- _EXERCISE INSTRUCTIONS_:
Retype all of the data exactly as given.

***

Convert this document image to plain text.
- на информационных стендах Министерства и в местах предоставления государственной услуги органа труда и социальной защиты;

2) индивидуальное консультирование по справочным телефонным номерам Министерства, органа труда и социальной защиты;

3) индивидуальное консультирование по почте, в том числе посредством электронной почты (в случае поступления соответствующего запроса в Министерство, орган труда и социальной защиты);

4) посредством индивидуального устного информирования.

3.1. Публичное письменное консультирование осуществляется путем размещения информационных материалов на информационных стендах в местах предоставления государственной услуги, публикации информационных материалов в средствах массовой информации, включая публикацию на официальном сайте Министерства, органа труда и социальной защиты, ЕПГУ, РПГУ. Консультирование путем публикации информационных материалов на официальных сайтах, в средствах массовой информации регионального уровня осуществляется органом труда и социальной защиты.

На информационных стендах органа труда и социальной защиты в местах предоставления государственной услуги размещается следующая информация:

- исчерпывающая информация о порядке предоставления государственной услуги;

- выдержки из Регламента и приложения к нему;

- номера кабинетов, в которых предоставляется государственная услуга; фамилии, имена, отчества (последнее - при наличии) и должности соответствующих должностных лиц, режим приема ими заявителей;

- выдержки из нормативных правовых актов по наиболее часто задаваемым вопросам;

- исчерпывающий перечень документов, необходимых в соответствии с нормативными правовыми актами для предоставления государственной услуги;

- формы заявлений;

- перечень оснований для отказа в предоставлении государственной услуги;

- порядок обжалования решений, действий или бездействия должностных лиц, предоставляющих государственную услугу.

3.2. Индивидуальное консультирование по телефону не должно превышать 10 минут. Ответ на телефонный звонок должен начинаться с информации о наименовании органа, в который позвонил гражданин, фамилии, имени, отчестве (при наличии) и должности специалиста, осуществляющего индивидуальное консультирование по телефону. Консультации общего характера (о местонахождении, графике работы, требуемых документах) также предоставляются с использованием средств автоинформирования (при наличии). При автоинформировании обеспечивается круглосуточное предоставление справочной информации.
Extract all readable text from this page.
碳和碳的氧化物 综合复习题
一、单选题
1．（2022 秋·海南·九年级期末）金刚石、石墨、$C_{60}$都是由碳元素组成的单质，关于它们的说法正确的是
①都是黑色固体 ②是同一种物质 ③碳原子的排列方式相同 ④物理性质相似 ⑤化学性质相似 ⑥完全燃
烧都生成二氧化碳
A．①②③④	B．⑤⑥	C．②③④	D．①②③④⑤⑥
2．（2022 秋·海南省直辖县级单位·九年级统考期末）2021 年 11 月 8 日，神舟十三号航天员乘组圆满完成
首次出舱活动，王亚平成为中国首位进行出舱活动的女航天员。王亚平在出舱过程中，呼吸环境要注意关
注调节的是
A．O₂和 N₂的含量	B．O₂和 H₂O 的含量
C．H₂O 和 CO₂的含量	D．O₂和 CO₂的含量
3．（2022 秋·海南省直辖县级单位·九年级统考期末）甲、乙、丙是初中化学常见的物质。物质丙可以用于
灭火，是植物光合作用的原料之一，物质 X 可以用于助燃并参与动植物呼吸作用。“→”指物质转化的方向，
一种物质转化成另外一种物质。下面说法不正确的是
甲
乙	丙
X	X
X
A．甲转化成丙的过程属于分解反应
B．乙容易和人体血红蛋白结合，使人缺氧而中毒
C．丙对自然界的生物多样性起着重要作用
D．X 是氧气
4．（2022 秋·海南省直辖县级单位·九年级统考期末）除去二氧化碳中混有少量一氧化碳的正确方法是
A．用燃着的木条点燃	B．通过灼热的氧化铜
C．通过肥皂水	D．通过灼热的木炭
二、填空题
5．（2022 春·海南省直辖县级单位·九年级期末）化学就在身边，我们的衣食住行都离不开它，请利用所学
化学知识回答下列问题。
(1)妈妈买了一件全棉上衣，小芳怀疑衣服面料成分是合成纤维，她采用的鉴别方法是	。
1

***

- _WRITTEN REPLY_:
Convert this document image to plain text.
- на информационных стендах Министерства и в местах предоставления государственной услуги органа труда и социальной защиты;

2) индивидуальное консультирование по справочным телефонным номерам Министерства, органа труда и социальной защиты;

3) индивидуальное консультирование по почте, в том числе посредством электронной почты (в случае поступления соответствующего запроса в Министерство, орган труда и социальной защиты);

4) посредством индивидуального устного информирования.

3.1. Публичное письменное консультирование осуществляется путем размещения информационных материалов на информационных стендах в местах предоставления государственной услуги, публикации информационных материалов в средствах массовой информации, включая публикацию на официальном сайте Министерства, органа труда и социальной защиты, ЕПГУ, РПГУ. Консультирование путем публикации информационных материалов на официальных сайтах, в средствах массовой информации регионального уровня осуществляется органом труда и социальной защиты.

На информационных стендах органа труда и социальной защиты в местах предоставления государственной услуги размещается следующая информация:

- исчерпывающая информация о порядке предоставления государственной услуги;

- выдержки из Регламента и приложения к нему;

- номера кабинетов, в которых предоставляется государственная услуга; фамилии, имена, отчества (последнее - при наличии) и должности соответствующих должностных лиц, режим приема ими заявителей;

- выдержки из нормативных правовых актов по наиболее часто задаваемым вопросам;

- исчерпывающий перечень документов, необходимых в соответствии с нормативными правовыми актами для предоставления государственной услуги;

- формы заявлений;

- перечень оснований для отказа в предоставлении государственной услуги;

- порядок обжалования решений, действий или бездействия должностных лиц, предоставляющих государственную услугу.

3.2. Индивидуальное консультирование по телефону не должно превышать 10 минут. Ответ на телефонный звонок должен начинаться с информации о наименовании органа, в который позвонил гражданин, фамилии, имени, отчестве (при наличии) и должности специалиста, осуществляющего индивидуальное консультирование по телефону. Консультации общего характера (о местонахождении, графике работы, требуемых документах) также предоставляются с использованием средств автоинформирования (при наличии). При автоинформировании обеспечивается круглосуточное предоставление справочной информации.
Extract all readable text from this page.
碳和碳的氧化物 综合复习题
一、单选题
1．（2022 秋·海南·九年级期末）金刚石、石墨、$C_{60}$都是由碳元素组成的单质，关于它们的说法正确的是
①都是黑色固体 ②是同一种物质 ③碳原子的排列方式相同 ④物理性质相似 ⑤化学性质相似 ⑥完全燃
烧都生成二氧化碳
A．①②③④	B．⑤⑥	C．②③④	D．①②③④⑤⑥
2．（2022 秋·海南省直辖县级单位·九年级统考期末）2021 年 11 月 8 日，神舟十三号航天员乘组圆满完成
首次出舱活动，王亚平成为中国首位进行出舱活动的女航天员。王亚平在出舱过程中，呼吸环境要注意关
注调节的是
A．O₂和 N₂的含量	B．O₂和 H₂O 的含量
C．H₂O 和 CO₂的含量	D．O₂和 CO₂的含量
3．（2022 秋·海南省直辖县级单位·九年级统考期末）甲、乙、丙是初中化学常见的物质。物质丙可以用于
灭火，是植物光合作用的原料之一，物质 X 可以用于助燃并参与动植物呼吸作用。“→”指物质转化的方向，
一种物质转化成另外一种物质。下面说法不正确的是
甲
乙	丙
X	X
X
A．甲转化成丙的过程属于分解反应
B．乙容易和人体血红蛋白结合，使人缺氧而中毒
C．丙对自然界的生物多样性起着重要作用
D．X 是氧气
4．（2022 秋·海南省直辖县级单位·九年级统考期末）除去二氧化碳中混有少量一氧化碳的正确方法是
A．用燃着的木条点燃	B．通过灼热的氧化铜
C．通过肥皂水	D．通过灼热的木炭
二、填空题
5．（2022 春·海南省直辖县级单位·九年级期末）化学就在身边，我们的衣食住行都离不开它，请利用所学
化学知识回答下列问题。
(1)妈妈买了一件全棉上衣，小芳怀疑衣服面料成分是合成纤维，她采用的鉴别方法是	。
1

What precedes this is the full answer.